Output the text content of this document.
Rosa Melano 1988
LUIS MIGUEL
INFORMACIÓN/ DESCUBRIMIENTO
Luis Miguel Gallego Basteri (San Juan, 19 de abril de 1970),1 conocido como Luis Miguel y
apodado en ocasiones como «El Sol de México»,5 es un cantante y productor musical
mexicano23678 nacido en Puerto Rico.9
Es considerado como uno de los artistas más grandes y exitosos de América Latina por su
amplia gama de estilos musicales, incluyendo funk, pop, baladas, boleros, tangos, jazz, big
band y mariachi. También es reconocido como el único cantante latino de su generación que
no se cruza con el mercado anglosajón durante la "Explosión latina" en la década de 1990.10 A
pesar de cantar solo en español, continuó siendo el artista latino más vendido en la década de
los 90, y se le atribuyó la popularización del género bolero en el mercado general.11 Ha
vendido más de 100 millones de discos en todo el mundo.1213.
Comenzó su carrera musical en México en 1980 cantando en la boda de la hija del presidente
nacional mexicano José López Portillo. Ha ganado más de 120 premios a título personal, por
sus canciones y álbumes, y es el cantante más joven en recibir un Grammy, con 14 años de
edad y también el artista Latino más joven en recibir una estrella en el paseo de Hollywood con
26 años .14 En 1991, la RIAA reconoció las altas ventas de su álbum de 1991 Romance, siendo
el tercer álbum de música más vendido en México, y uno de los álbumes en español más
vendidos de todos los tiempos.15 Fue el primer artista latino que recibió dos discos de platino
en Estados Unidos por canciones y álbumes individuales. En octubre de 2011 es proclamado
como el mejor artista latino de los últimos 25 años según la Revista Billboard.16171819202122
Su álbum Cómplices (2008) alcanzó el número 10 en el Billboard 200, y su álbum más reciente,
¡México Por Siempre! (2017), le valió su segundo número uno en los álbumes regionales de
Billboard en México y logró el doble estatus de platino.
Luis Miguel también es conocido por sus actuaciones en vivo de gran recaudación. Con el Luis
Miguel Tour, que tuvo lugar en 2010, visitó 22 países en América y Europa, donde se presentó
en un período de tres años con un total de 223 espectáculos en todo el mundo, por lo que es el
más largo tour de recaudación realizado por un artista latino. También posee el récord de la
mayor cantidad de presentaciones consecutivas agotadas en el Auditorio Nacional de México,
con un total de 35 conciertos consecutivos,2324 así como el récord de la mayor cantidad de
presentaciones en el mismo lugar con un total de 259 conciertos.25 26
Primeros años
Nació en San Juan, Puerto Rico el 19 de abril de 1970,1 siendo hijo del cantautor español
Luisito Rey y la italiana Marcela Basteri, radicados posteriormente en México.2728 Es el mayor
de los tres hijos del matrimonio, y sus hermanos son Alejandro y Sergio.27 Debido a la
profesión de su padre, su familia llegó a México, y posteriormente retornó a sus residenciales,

▬▬▬▬▬▬

What is needed: Retype the records above exactly.

The result:
Output the text content of this document.
Rosa Melano 1988
LUIS MIGUEL
INFORMACIÓN/ DESCUBRIMIENTO
Luis Miguel Gallego Basteri (San Juan, 19 de abril de 1970),1 conocido como Luis Miguel y
apodado en ocasiones como «El Sol de México»,5 es un cantante y productor musical
mexicano23678 nacido en Puerto Rico.9
Es considerado como uno de los artistas más grandes y exitosos de América Latina por su
amplia gama de estilos musicales, incluyendo funk, pop, baladas, boleros, tangos, jazz, big
band y mariachi. También es reconocido como el único cantante latino de su generación que
no se cruza con el mercado anglosajón durante la "Explosión latina" en la década de 1990.10 A
pesar de cantar solo en español, continuó siendo el artista latino más vendido en la década de
los 90, y se le atribuyó la popularización del género bolero en el mercado general.11 Ha
vendido más de 100 millones de discos en todo el mundo.1213.
Comenzó su carrera musical en México en 1980 cantando en la boda de la hija del presidente
nacional mexicano José López Portillo. Ha ganado más de 120 premios a título personal, por
sus canciones y álbumes, y es el cantante más joven en recibir un Grammy, con 14 años de
edad y también el artista Latino más joven en recibir una estrella en el paseo de Hollywood con
26 años .14 En 1991, la RIAA reconoció las altas ventas de su álbum de 1991 Romance, siendo
el tercer álbum de música más vendido en México, y uno de los álbumes en español más
vendidos de todos los tiempos.15 Fue el primer artista latino que recibió dos discos de platino
en Estados Unidos por canciones y álbumes individuales. En octubre de 2011 es proclamado
como el mejor artista latino de los últimos 25 años según la Revista Billboard.16171819202122
Su álbum Cómplices (2008) alcanzó el número 10 en el Billboard 200, y su álbum más reciente,
¡México Por Siempre! (2017), le valió su segundo número uno en los álbumes regionales de
Billboard en México y logró el doble estatus de platino.
Luis Miguel también es conocido por sus actuaciones en vivo de gran recaudación. Con el Luis
Miguel Tour, que tuvo lugar en 2010, visitó 22 países en América y Europa, donde se presentó
en un período de tres años con un total de 223 espectáculos en todo el mundo, por lo que es el
más largo tour de recaudación realizado por un artista latino. También posee el récord de la
mayor cantidad de presentaciones consecutivas agotadas en el Auditorio Nacional de México,
con un total de 35 conciertos consecutivos,2324 así como el récord de la mayor cantidad de
presentaciones en el mismo lugar con un total de 259 conciertos.25 26
Primeros años
Nació en San Juan, Puerto Rico el 19 de abril de 1970,1 siendo hijo del cantautor español
Luisito Rey y la italiana Marcela Basteri, radicados posteriormente en México.2728 Es el mayor
de los tres hijos del matrimonio, y sus hermanos son Alejandro y Sergio.27 Debido a la
profesión de su padre, su familia llegó a México, y posteriormente retornó a sus residenciales,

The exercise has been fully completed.